**Objective**: Collect from the data below each line with "olsun".

**Available records**:
<<<<
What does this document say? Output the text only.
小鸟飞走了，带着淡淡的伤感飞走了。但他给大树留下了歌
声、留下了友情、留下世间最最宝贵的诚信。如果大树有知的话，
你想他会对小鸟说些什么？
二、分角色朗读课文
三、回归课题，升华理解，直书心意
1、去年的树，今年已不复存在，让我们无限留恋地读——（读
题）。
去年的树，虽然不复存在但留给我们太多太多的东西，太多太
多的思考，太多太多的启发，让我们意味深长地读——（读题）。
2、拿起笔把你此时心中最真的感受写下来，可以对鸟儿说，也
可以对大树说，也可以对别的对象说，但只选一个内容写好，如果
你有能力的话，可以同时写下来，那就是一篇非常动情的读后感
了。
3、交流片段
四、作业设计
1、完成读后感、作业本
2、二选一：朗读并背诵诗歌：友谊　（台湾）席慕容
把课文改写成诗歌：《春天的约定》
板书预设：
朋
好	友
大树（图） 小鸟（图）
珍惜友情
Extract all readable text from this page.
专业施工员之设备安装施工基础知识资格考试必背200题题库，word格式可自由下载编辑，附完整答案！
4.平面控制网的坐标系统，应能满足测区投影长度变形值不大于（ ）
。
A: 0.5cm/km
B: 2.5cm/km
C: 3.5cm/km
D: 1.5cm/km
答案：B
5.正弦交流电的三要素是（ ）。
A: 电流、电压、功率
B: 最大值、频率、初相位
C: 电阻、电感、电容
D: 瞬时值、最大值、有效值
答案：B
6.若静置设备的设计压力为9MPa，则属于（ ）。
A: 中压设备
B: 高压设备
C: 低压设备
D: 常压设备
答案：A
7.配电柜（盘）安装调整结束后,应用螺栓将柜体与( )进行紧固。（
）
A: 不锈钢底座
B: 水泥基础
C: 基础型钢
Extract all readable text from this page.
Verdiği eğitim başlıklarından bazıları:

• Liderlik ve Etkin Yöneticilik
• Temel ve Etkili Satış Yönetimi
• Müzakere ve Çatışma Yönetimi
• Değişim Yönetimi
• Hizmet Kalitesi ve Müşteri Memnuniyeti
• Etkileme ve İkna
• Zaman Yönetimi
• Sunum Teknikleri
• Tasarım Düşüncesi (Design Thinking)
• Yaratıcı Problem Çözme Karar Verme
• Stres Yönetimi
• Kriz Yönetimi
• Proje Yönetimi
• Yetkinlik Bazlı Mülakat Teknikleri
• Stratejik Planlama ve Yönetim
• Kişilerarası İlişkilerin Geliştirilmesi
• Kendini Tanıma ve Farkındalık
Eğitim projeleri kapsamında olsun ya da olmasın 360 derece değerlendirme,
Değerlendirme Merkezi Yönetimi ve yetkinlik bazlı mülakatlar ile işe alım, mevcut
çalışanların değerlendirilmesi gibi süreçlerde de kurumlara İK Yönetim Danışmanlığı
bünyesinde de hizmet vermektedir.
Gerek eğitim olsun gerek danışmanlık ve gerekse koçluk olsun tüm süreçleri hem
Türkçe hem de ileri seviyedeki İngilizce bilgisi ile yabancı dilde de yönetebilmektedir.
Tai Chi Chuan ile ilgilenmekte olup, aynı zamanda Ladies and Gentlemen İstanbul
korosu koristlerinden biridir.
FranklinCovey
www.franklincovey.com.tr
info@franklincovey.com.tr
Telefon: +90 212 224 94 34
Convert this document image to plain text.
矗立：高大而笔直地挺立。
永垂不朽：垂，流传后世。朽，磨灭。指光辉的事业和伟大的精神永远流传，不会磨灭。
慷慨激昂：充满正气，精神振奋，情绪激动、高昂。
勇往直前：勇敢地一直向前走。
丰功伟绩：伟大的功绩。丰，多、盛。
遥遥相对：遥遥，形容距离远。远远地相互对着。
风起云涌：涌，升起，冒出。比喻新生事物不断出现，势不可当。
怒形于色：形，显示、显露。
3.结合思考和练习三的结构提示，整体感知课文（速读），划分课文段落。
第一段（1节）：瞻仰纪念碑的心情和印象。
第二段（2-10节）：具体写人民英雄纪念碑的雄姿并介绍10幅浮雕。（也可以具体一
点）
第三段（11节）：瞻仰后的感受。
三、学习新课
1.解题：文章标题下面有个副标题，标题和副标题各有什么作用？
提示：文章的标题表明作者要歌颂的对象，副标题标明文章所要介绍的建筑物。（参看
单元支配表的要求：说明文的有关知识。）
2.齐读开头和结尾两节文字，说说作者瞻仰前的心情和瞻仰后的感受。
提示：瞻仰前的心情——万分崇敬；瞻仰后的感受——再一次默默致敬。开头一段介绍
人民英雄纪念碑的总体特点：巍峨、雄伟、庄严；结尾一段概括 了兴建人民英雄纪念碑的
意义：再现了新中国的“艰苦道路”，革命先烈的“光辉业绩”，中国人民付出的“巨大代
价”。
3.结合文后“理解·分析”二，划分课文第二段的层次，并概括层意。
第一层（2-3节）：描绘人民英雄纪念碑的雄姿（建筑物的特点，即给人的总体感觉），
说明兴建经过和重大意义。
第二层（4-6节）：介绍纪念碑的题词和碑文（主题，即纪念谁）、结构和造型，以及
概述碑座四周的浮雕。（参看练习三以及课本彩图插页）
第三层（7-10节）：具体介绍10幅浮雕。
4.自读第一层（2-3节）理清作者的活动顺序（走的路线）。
>>>>
**Output of the exercise**:
Eğitim projeleri kapsamında olsun ya da olmasın 360 derece değerlendirme,
Gerek eğitim olsun gerek danışmanlık ve gerekse koçluk olsun tüm süreçleri hem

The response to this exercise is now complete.